* **TASK STATEMENT**: For this exercise, repeat all of the material verbatim apart from its images.

Stored data:
•••••
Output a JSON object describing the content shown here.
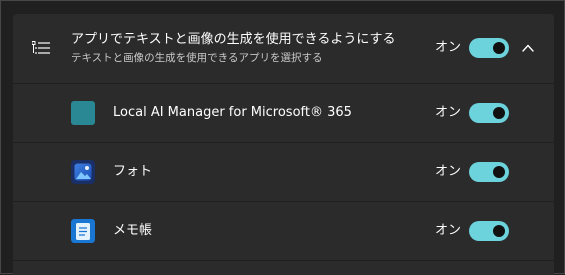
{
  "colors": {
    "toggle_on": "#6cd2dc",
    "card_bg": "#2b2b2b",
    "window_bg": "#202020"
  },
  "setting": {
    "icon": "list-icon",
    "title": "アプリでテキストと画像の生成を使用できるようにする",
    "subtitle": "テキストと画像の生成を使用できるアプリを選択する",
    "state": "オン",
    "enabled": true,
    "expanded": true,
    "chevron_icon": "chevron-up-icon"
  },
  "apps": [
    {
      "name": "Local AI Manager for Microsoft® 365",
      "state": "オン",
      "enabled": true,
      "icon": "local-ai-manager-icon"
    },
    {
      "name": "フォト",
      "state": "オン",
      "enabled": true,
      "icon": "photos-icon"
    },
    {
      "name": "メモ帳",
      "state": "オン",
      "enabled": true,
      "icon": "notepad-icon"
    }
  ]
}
•••••
* **WORKED SOLUTION**:
Output a JSON object describing the content shown here.
{
  "colors": {
    "toggle_on": "#6cd2dc",
    "card_bg": "#2b2b2b",
    "window_bg": "#202020"
  },
  "setting": {
    "icon": "list-icon",
    "title": "アプリでテキストと画像の生成を使用できるようにする",
    "subtitle": "テキストと画像の生成を使用できるアプリを選択する",
    "state": "オン",
    "enabled": true,
    "expanded": true,
    "chevron_icon": "chevron-up-icon"
  },
  "apps": [
    {
      "name": "Local AI Manager for Microsoft® 365",
      "state": "オン",
      "enabled": true,
      "icon": "local-ai-manager-icon"
    },
    {
      "name": "フォト",
      "state": "オン",
      "enabled": true,
      "icon": "photos-icon"
    },
    {
      "name": "メモ帳",
      "state": "オン",
      "enabled": true,
      "icon": "notepad-icon"
    }
  ]
}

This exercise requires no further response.